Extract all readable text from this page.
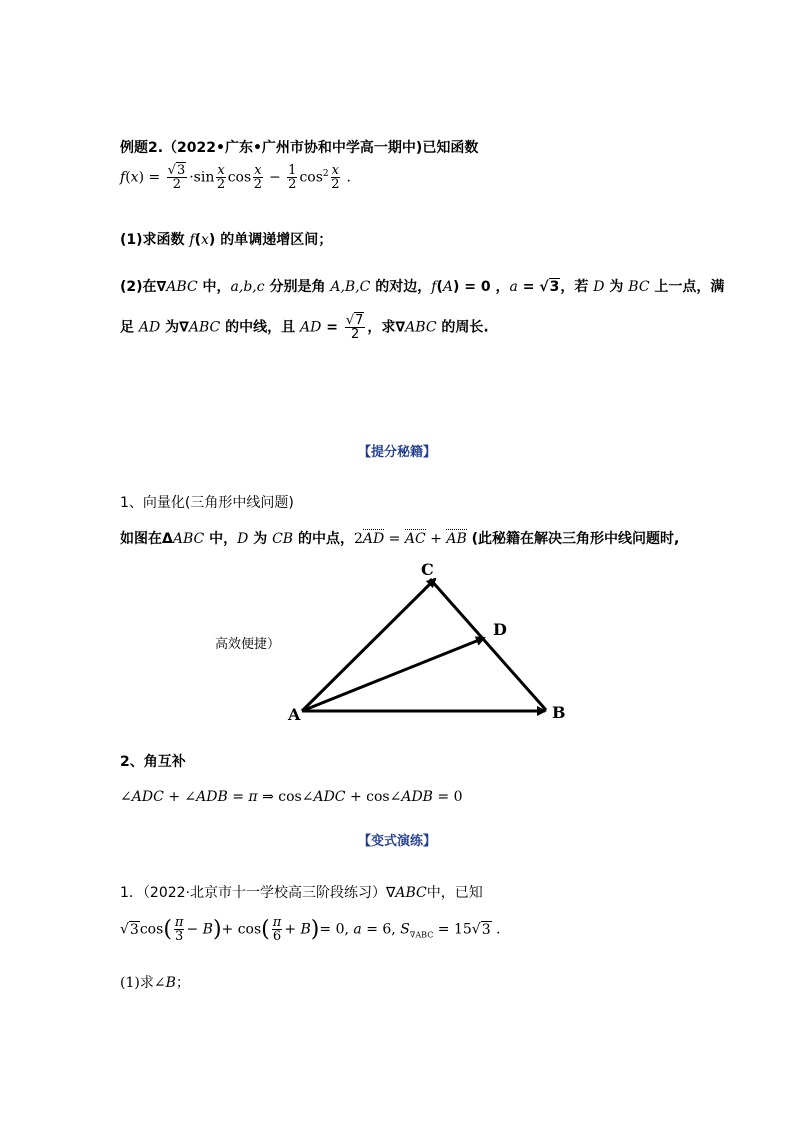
例题2.（2022•广东•广州市协和中学高一期中)已知函数
$f(x) = \frac{√3}{2} \cdot\sin \frac{x}{2}$ $\cos \frac{x}{2} - \frac{1}{2} \cos^2 \frac{x}{2}$ .
(1)求函数 f(x) 的单调递增区间；
(2)在∇ABC 中，a,b,c 分别是角 A,B,C 的对边，f(A) = 0 ，a = √3，若 D 为 BC 上一点，满
足 AD 为∇ABC 的中线，且 AD = $\frac{√7}{2}$ ，求∇ABC 的周长.
【提分秘籍】
1、向量化(三角形中线问题)
如图在ΔABC 中，D 为 CB 的中点，2AD = AC + AB (此秘籍在解决三角形中线问题时,
A	B
C
D
高效便捷）
2、角互补
∠ADC + ∠ADB = π ⇒ cos∠ADC + cos∠ADB = 0
【变式演练】
1．（2022·北京市十一学校高三阶段练习）∇ABC中，已知
$√3\cos( \frac{\pi}{3} - B)+ \cos( \frac{\pi}{6} + B)= 0$, a = 6, $S_{\nabla ABC} = 15√3$ .
(1)求∠B；
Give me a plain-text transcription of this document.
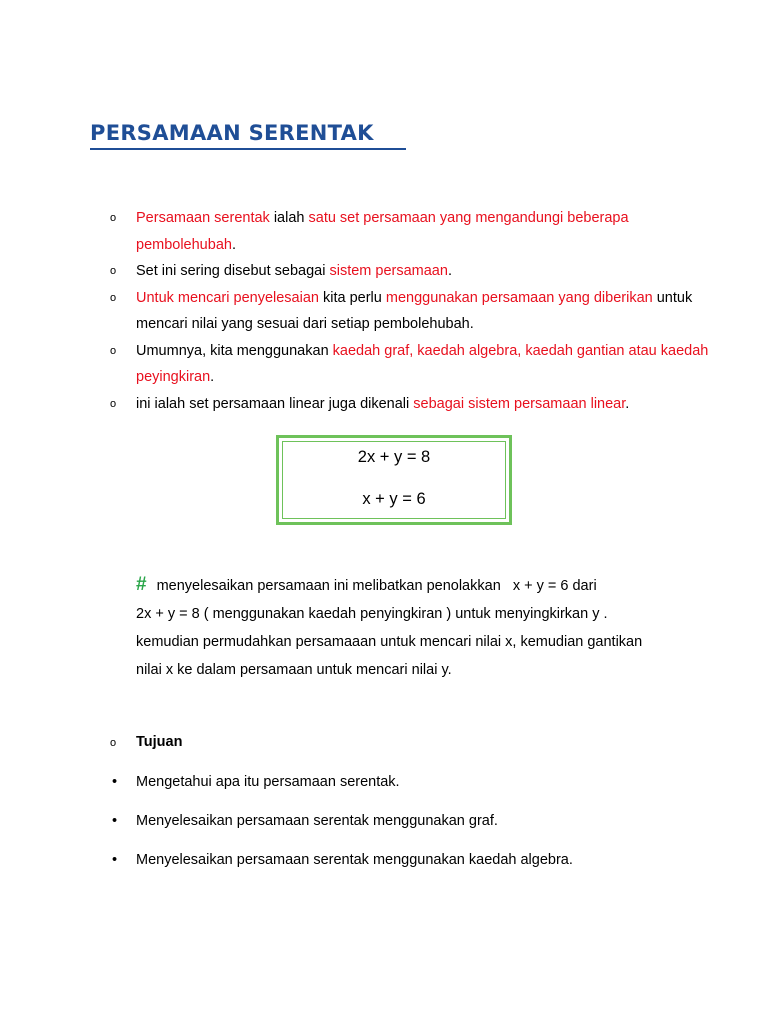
PERSAMAAN SERENTAK
o Persamaan serentak ialah satu set persamaan yang mengandungi beberapa pembolehubah.
o Set ini sering disebut sebagai sistem persamaan.
o Untuk mencari penyelesaian kita perlu menggunakan persamaan yang diberikan untuk mencari nilai yang sesuai dari setiap pembolehubah.
o Umumnya, kita menggunakan kaedah graf, kaedah algebra, kaedah gantian atau kaedah peyingkiran.
o ini ialah set persamaan linear juga dikenali sebagai sistem persamaan linear.
2x + y = 8
x + y = 6
# menyelesaikan persamaan ini melibatkan penolakkan   x + y = 6 dari
2x + y = 8 ( menggunakan kaedah penyingkiran ) untuk menyingkirkan y .
kemudian permudahkan persamaaan untuk mencari nilai x, kemudian gantikan
nilai x ke dalam persamaan untuk mencari nilai y.
o Tujuan
• Mengetahui apa itu persamaan serentak.
• Menyelesaikan persamaan serentak menggunakan graf.
• Menyelesaikan persamaan serentak menggunakan kaedah algebra.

EXERCISE: From the line with "Give me a plain-text" down to the end of the entries, retype each line exactly as written, but drop the pictures.

SOLUTION BELOW:
Give me a plain-text transcription of this document.
PERSAMAAN SERENTAK
o Persamaan serentak ialah satu set persamaan yang mengandungi beberapa pembolehubah.
o Set ini sering disebut sebagai sistem persamaan.
o Untuk mencari penyelesaian kita perlu menggunakan persamaan yang diberikan untuk mencari nilai yang sesuai dari setiap pembolehubah.
o Umumnya, kita menggunakan kaedah graf, kaedah algebra, kaedah gantian atau kaedah peyingkiran.
o ini ialah set persamaan linear juga dikenali sebagai sistem persamaan linear.
2x + y = 8
x + y = 6
# menyelesaikan persamaan ini melibatkan penolakkan   x + y = 6 dari
2x + y = 8 ( menggunakan kaedah penyingkiran ) untuk menyingkirkan y .
kemudian permudahkan persamaaan untuk mencari nilai x, kemudian gantikan
nilai x ke dalam persamaan untuk mencari nilai y.
o Tujuan
• Mengetahui apa itu persamaan serentak.
• Menyelesaikan persamaan serentak menggunakan graf.
• Menyelesaikan persamaan serentak menggunakan kaedah algebra.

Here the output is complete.